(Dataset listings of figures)
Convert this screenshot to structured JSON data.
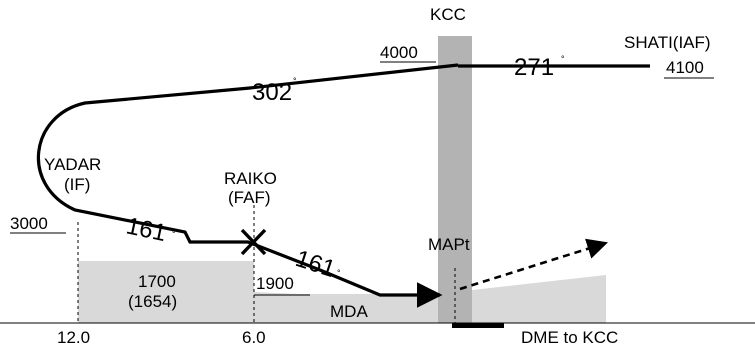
{
  "fixes": {
    "kcc": "KCC",
    "shati": "SHATI(IAF)",
    "yadar_name": "YADAR",
    "yadar_role": "(IF)",
    "raiko_name": "RAIKO",
    "raiko_role": "(FAF)",
    "mapt": "MAPt"
  },
  "altitudes": {
    "kcc": "4000",
    "shati": "4100",
    "yadar": "3000",
    "raiko": "1900",
    "segment": "1700",
    "segment_paren": "(1654)",
    "mda": "MDA"
  },
  "courses": {
    "c302": "302",
    "c271": "271",
    "c161_a": "161",
    "c161_b": "161",
    "degree": "°"
  },
  "distances": {
    "d12": "12.0",
    "d6": "6.0",
    "dme_note": "DME to KCC"
  },
  "colors": {
    "path": "#000000",
    "terrain": "#d9d9d9",
    "kcc_band": "#b3b3b3"
  }
}
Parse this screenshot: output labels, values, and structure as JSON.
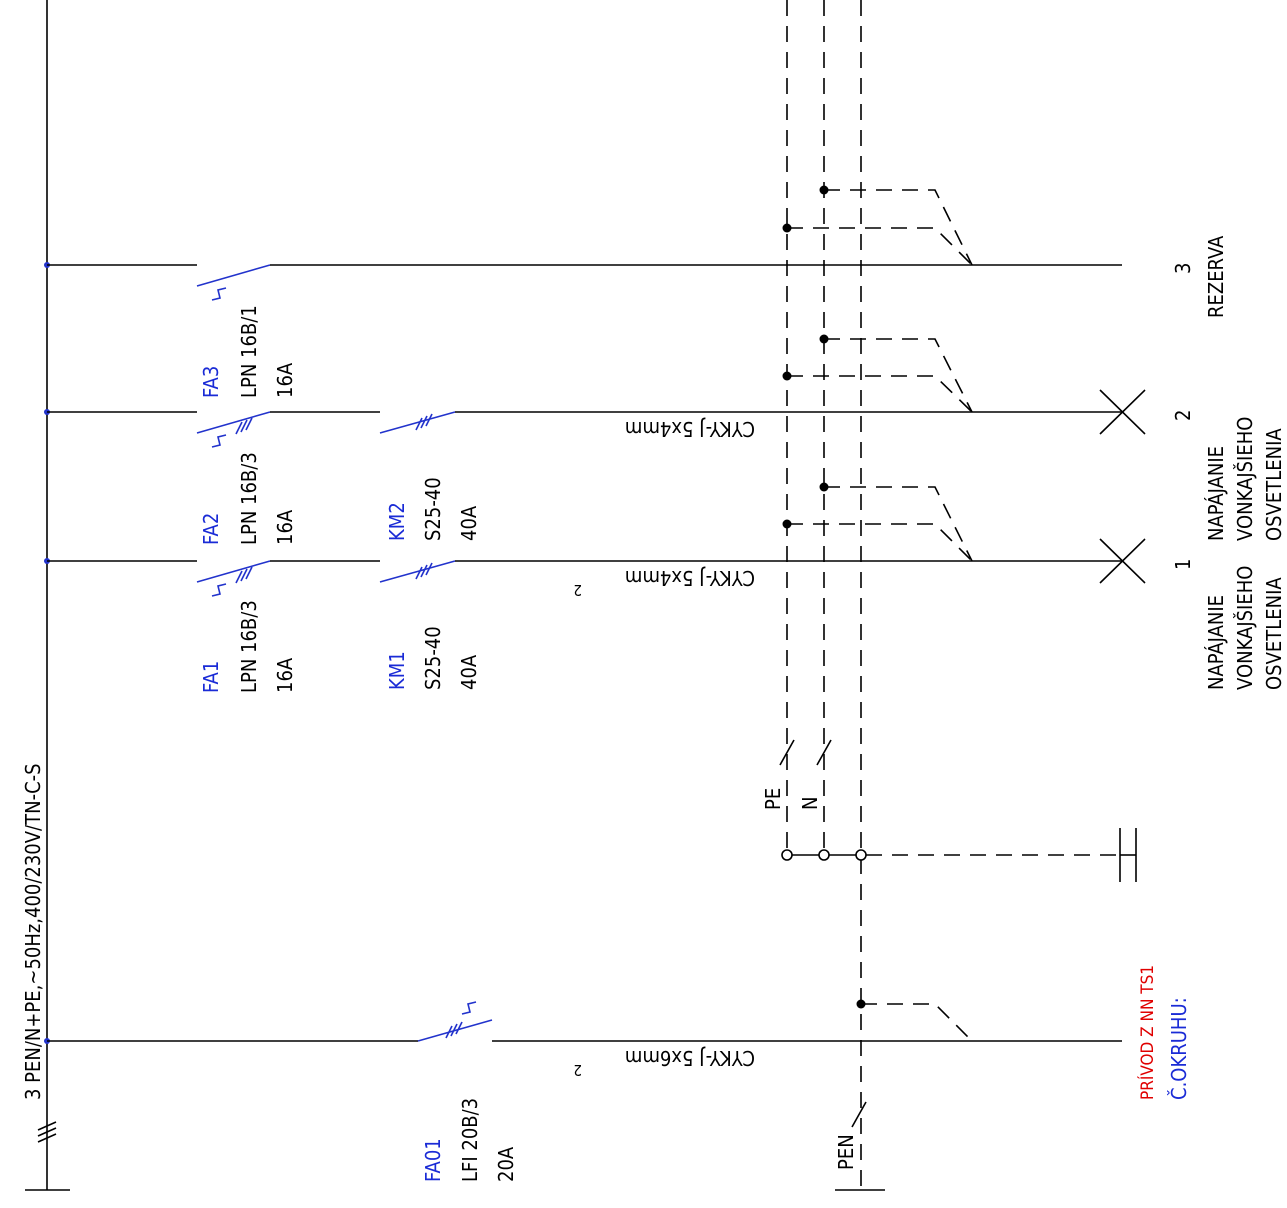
{
  "supply": {
    "label": "3 PEN/N+PE,~50Hz,400/230V/TN-C-S"
  },
  "breakers": [
    {
      "id": "FA1",
      "type": "LPN 16B/3",
      "rating": "16A"
    },
    {
      "id": "FA2",
      "type": "LPN 16B/3",
      "rating": "16A"
    },
    {
      "id": "FA3",
      "type": "LPN 16B/1",
      "rating": "16A"
    }
  ],
  "contactors": [
    {
      "id": "KM1",
      "type": "S25-40",
      "rating": "40A"
    },
    {
      "id": "KM2",
      "type": "S25-40",
      "rating": "40A"
    }
  ],
  "main_breaker": {
    "id": "FA01",
    "type": "LFI 20B/3",
    "rating": "20A"
  },
  "cables": [
    {
      "text": "CYKY-J 5x4mm",
      "sup": "2"
    },
    {
      "text": "CYKY-J 5x4mm",
      "sup": ""
    },
    {
      "text": "CYKY-J 5x6mm",
      "sup": "2"
    }
  ],
  "conductors": {
    "pe": "PE",
    "n": "N",
    "pen": "PEN"
  },
  "circuits": [
    {
      "num": "1",
      "lines": [
        "NAPÁJANIE",
        "VONKAJŠIEHO",
        "OSVETLENIA"
      ]
    },
    {
      "num": "2",
      "lines": [
        "NAPÁJANIE",
        "VONKAJŠIEHO",
        "OSVETLENIA"
      ]
    },
    {
      "num": "3",
      "lines": [
        "REZERVA"
      ]
    }
  ],
  "feeder": {
    "source": "PRÍVOD Z NN TS1",
    "circuit_no": "Č.OKRUHU:"
  },
  "colors": {
    "line": "#000000",
    "device": "#1a2bd6",
    "source": "#e00000"
  }
}
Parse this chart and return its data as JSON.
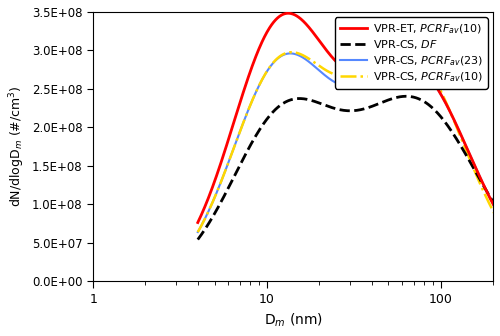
{
  "title": "",
  "xlabel": "D_m (nm)",
  "ylabel": "dN/dlogD_m (#/cm^3)",
  "xlim": [
    1,
    200
  ],
  "ylim": [
    0,
    350000000.0
  ],
  "yticks": [
    0,
    50000000.0,
    100000000.0,
    150000000.0,
    200000000.0,
    250000000.0,
    300000000.0,
    350000000.0
  ],
  "ytick_labels": [
    "0.0E+00",
    "5.0E+07",
    "1.0E+08",
    "1.5E+08",
    "2.0E+08",
    "2.5E+08",
    "3.0E+08",
    "3.5E+08"
  ],
  "legend_entries": [
    {
      "label": "VPR-ET, PCRF_av(10)",
      "color": "#FF0000",
      "linestyle": "-",
      "linewidth": 2.0
    },
    {
      "label": "VPR-CS, DF",
      "color": "#000000",
      "linestyle": "--",
      "linewidth": 2.0
    },
    {
      "label": "VPR-CS, PCRF_av(23)",
      "color": "#5588FF",
      "linestyle": "-",
      "linewidth": 1.5
    },
    {
      "label": "VPR-CS, PCRF_av(10)",
      "color": "#FFD700",
      "linestyle": "-.",
      "linewidth": 1.8
    }
  ],
  "background_color": "#FFFFFF",
  "curves": {
    "et_pcrf10": {
      "peak1_amp": 325000000.0,
      "peak1_mu": 12.0,
      "peak1_sigma": 0.28,
      "peak2_amp": 275000000.0,
      "peak2_mu": 68.0,
      "peak2_sigma": 0.33
    },
    "cs_df": {
      "peak1_amp": 210000000.0,
      "peak1_mu": 12.5,
      "peak1_sigma": 0.3,
      "peak2_amp": 230000000.0,
      "peak2_mu": 72.0,
      "peak2_sigma": 0.35
    },
    "cs_pcrf23": {
      "peak1_amp": 272000000.0,
      "peak1_mu": 12.0,
      "peak1_sigma": 0.28,
      "peak2_amp": 275000000.0,
      "peak2_mu": 68.0,
      "peak2_sigma": 0.33
    },
    "cs_pcrf10": {
      "peak1_amp": 272000000.0,
      "peak1_mu": 12.0,
      "peak1_sigma": 0.28,
      "peak2_amp": 292000000.0,
      "peak2_mu": 65.0,
      "peak2_sigma": 0.32
    }
  }
}
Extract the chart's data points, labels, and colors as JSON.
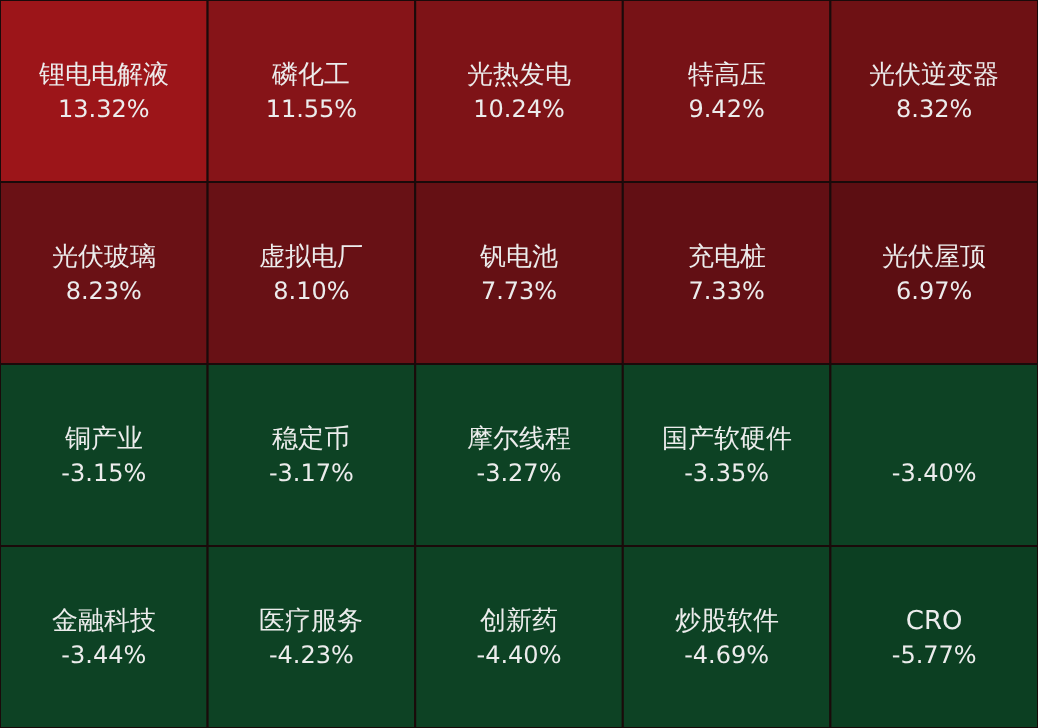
{
  "chart_data": {
    "type": "other",
    "categories": [
      "锂电电解液",
      "磷化工",
      "光热发电",
      "特高压",
      "光伏逆变器",
      "光伏玻璃",
      "虚拟电厂",
      "钒电池",
      "充电桩",
      "光伏屋顶",
      "铜产业",
      "稳定币",
      "摩尔线程",
      "国产软硬件",
      null,
      "金融科技",
      "医疗服务",
      "创新药",
      "炒股软件",
      "CRO"
    ],
    "values": [
      13.32,
      11.55,
      10.24,
      9.42,
      8.32,
      8.23,
      8.1,
      7.73,
      7.33,
      6.97,
      -3.15,
      -3.17,
      -3.27,
      -3.35,
      -3.4,
      -3.44,
      -4.23,
      -4.4,
      -4.69,
      -5.77
    ],
    "value_labels": [
      "13.32%",
      "11.55%",
      "10.24%",
      "9.42%",
      "8.32%",
      "8.23%",
      "8.10%",
      "7.73%",
      "7.33%",
      "6.97%",
      "-3.15%",
      "-3.17%",
      "-3.27%",
      "-3.35%",
      "-3.40%",
      "-3.44%",
      "-4.23%",
      "-4.40%",
      "-4.69%",
      "-5.77%"
    ],
    "colors": [
      "#9c1519",
      "#861418",
      "#7e1317",
      "#771216",
      "#6e1114",
      "#6a1115",
      "#681115",
      "#651014",
      "#620f14",
      "#5c0e12",
      "#0d4224",
      "#0d4224",
      "#0d4224",
      "#0d4224",
      "#0d4224",
      "#0d4224",
      "#0d4224",
      "#0d4224",
      "#0d4224",
      "#0c3f22"
    ]
  }
}
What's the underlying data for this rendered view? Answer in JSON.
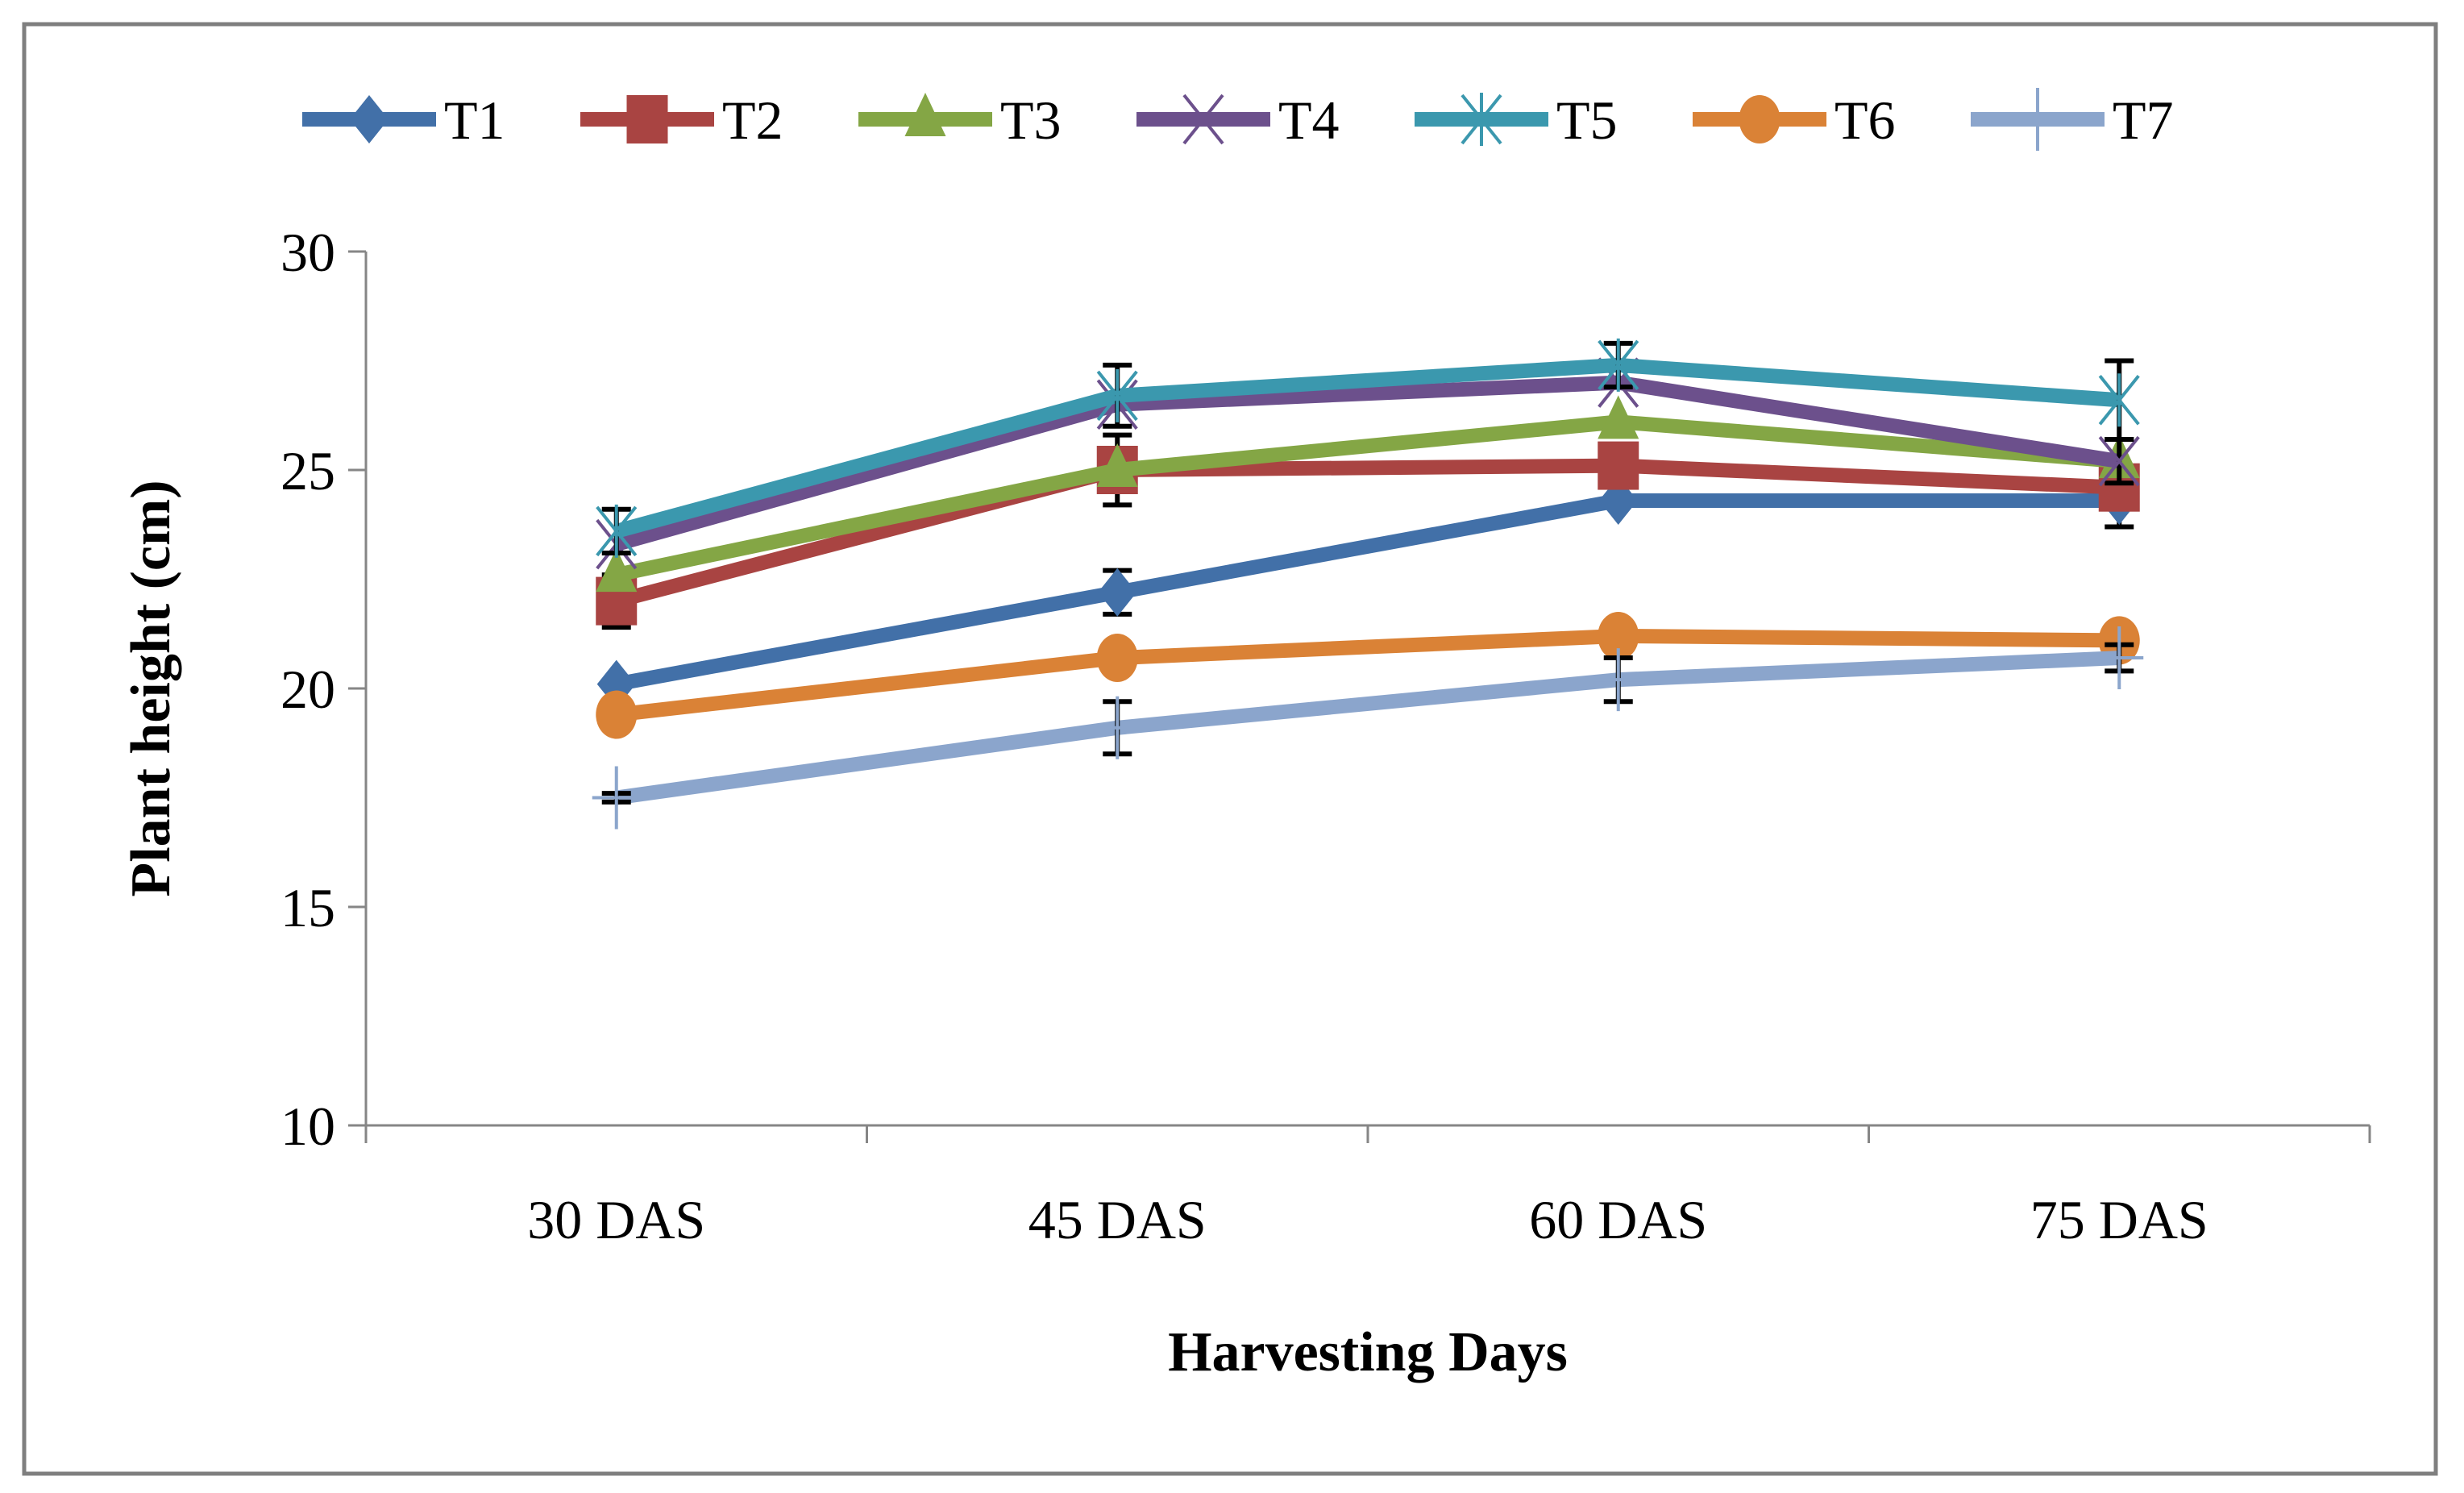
{
  "chart_data": {
    "type": "line",
    "title": "",
    "xlabel": "Harvesting Days",
    "ylabel": "Plant height (cm)",
    "categories": [
      "30 DAS",
      "45 DAS",
      "60 DAS",
      "75 DAS"
    ],
    "ylim": [
      10,
      30
    ],
    "yticks": [
      10,
      15,
      20,
      25,
      30
    ],
    "grid": false,
    "legend_position": "top",
    "series": [
      {
        "name": "T1",
        "color": "#4270a8",
        "marker": "diamond",
        "values": [
          20.1,
          22.2,
          24.3,
          24.3
        ],
        "errors": [
          0,
          0.5,
          0,
          0.6
        ]
      },
      {
        "name": "T2",
        "color": "#a94442",
        "marker": "square",
        "values": [
          22.0,
          25.0,
          25.1,
          24.6
        ],
        "errors": [
          0.6,
          0.8,
          0,
          0
        ]
      },
      {
        "name": "T3",
        "color": "#84a645",
        "marker": "triangle",
        "values": [
          22.6,
          25.0,
          26.1,
          25.2
        ],
        "errors": [
          0,
          0,
          0,
          0
        ]
      },
      {
        "name": "T4",
        "color": "#6c508c",
        "marker": "x",
        "values": [
          23.3,
          26.5,
          27.0,
          25.2
        ],
        "errors": [
          0,
          0,
          0,
          0.5
        ]
      },
      {
        "name": "T5",
        "color": "#3b98ae",
        "marker": "asterisk",
        "values": [
          23.6,
          26.7,
          27.4,
          26.6
        ],
        "errors": [
          0.5,
          0.7,
          0.5,
          0.9
        ]
      },
      {
        "name": "T6",
        "color": "#da8236",
        "marker": "circle",
        "values": [
          19.4,
          20.7,
          21.2,
          21.1
        ],
        "errors": [
          0,
          0,
          0,
          0
        ]
      },
      {
        "name": "T7",
        "color": "#8ba5cc",
        "marker": "plus",
        "values": [
          17.5,
          19.1,
          20.2,
          20.7
        ],
        "errors": [
          0.1,
          0.6,
          0.5,
          0.3
        ]
      }
    ]
  }
}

Set problem:
Determine how many lines of the listing above include the word "ylabel", and report that number only.

Output for this exercise:
2